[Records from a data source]
* * * * * * *

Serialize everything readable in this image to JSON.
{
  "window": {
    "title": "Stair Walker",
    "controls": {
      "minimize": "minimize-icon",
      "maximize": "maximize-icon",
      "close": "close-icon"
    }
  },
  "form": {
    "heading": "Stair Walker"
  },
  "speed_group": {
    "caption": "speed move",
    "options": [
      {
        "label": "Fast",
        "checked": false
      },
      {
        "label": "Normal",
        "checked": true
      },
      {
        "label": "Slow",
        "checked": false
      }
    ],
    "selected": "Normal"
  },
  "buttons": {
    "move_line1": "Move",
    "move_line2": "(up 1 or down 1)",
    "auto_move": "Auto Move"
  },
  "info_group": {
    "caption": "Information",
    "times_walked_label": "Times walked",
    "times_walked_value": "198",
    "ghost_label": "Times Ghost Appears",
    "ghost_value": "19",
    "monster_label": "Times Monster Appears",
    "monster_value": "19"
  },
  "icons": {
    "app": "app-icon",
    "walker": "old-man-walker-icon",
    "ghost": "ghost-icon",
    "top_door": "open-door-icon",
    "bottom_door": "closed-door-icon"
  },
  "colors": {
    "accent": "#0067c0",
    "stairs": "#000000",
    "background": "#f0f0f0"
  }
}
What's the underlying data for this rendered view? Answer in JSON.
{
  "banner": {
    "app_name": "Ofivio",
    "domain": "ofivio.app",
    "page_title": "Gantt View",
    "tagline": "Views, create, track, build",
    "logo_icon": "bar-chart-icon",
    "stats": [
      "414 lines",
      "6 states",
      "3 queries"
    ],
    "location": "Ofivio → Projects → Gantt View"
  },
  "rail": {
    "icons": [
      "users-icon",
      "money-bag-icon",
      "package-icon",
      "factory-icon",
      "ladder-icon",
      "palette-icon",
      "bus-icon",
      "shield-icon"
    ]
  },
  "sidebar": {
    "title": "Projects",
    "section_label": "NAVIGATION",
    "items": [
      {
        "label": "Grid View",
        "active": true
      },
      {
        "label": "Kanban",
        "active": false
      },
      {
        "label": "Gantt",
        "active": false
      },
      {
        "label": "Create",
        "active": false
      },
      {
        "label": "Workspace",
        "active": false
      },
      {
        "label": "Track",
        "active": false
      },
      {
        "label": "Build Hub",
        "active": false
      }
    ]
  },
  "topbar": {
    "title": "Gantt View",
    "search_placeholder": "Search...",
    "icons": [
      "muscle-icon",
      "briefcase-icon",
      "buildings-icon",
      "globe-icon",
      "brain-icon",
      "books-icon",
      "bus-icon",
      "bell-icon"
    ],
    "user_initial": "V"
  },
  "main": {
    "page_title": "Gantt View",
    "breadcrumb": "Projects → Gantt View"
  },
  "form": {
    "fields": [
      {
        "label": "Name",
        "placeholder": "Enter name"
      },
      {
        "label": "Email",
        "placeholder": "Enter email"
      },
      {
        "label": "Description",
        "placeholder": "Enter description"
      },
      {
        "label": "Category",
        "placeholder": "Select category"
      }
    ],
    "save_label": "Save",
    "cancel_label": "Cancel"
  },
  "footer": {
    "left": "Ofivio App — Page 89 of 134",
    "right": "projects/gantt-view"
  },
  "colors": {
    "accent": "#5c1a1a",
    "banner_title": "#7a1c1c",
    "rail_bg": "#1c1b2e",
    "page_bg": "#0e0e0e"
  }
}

* * * * * * *

** Goal **
Each entry is to be returned in full, character for character.

** Answer to this exercise **
Serialize everything readable in this image to JSON.
{
  "window": {
    "title": "Stair Walker",
    "controls": {
      "minimize": "minimize-icon",
      "maximize": "maximize-icon",
      "close": "close-icon"
    }
  },
  "form": {
    "heading": "Stair Walker"
  },
  "speed_group": {
    "caption": "speed move",
    "options": [
      {
        "label": "Fast",
        "checked": false
      },
      {
        "label": "Normal",
        "checked": true
      },
      {
        "label": "Slow",
        "checked": false
      }
    ],
    "selected": "Normal"
  },
  "buttons": {
    "move_line1": "Move",
    "move_line2": "(up 1 or down 1)",
    "auto_move": "Auto Move"
  },
  "info_group": {
    "caption": "Information",
    "times_walked_label": "Times walked",
    "times_walked_value": "198",
    "ghost_label": "Times Ghost Appears",
    "ghost_value": "19",
    "monster_label": "Times Monster Appears",
    "monster_value": "19"
  },
  "icons": {
    "app": "app-icon",
    "walker": "old-man-walker-icon",
    "ghost": "ghost-icon",
    "top_door": "open-door-icon",
    "bottom_door": "closed-door-icon"
  },
  "colors": {
    "accent": "#0067c0",
    "stairs": "#000000",
    "background": "#f0f0f0"
  }
}
What's the underlying data for this rendered view? Answer in JSON.
{
  "banner": {
    "app_name": "Ofivio",
    "domain": "ofivio.app",
    "page_title": "Gantt View",
    "tagline": "Views, create, track, build",
    "logo_icon": "bar-chart-icon",
    "stats": [
      "414 lines",
      "6 states",
      "3 queries"
    ],
    "location": "Ofivio → Projects → Gantt View"
  },
  "rail": {
    "icons": [
      "users-icon",
      "money-bag-icon",
      "package-icon",
      "factory-icon",
      "ladder-icon",
      "palette-icon",
      "bus-icon",
      "shield-icon"
    ]
  },
  "sidebar": {
    "title": "Projects",
    "section_label": "NAVIGATION",
    "items": [
      {
        "label": "Grid View",
        "active": true
      },
      {
        "label": "Kanban",
        "active": false
      },
      {
        "label": "Gantt",
        "active": false
      },
      {
        "label": "Create",
        "active": false
      },
      {
        "label": "Workspace",
        "active": false
      },
      {
        "label": "Track",
        "active": false
      },
      {
        "label": "Build Hub",
        "active": false
      }
    ]
  },
  "topbar": {
    "title": "Gantt View",
    "search_placeholder": "Search...",
    "icons": [
      "muscle-icon",
      "briefcase-icon",
      "buildings-icon",
      "globe-icon",
      "brain-icon",
      "books-icon",
      "bus-icon",
      "bell-icon"
    ],
    "user_initial": "V"
  },
  "main": {
    "page_title": "Gantt View",
    "breadcrumb": "Projects → Gantt View"
  },
  "form": {
    "fields": [
      {
        "label": "Name",
        "placeholder": "Enter name"
      },
      {
        "label": "Email",
        "placeholder": "Enter email"
      },
      {
        "label": "Description",
        "placeholder": "Enter description"
      },
      {
        "label": "Category",
        "placeholder": "Select category"
      }
    ],
    "save_label": "Save",
    "cancel_label": "Cancel"
  },
  "footer": {
    "left": "Ofivio App — Page 89 of 134",
    "right": "projects/gantt-view"
  },
  "colors": {
    "accent": "#5c1a1a",
    "banner_title": "#7a1c1c",
    "rail_bg": "#1c1b2e",
    "page_bg": "#0e0e0e"
  }
}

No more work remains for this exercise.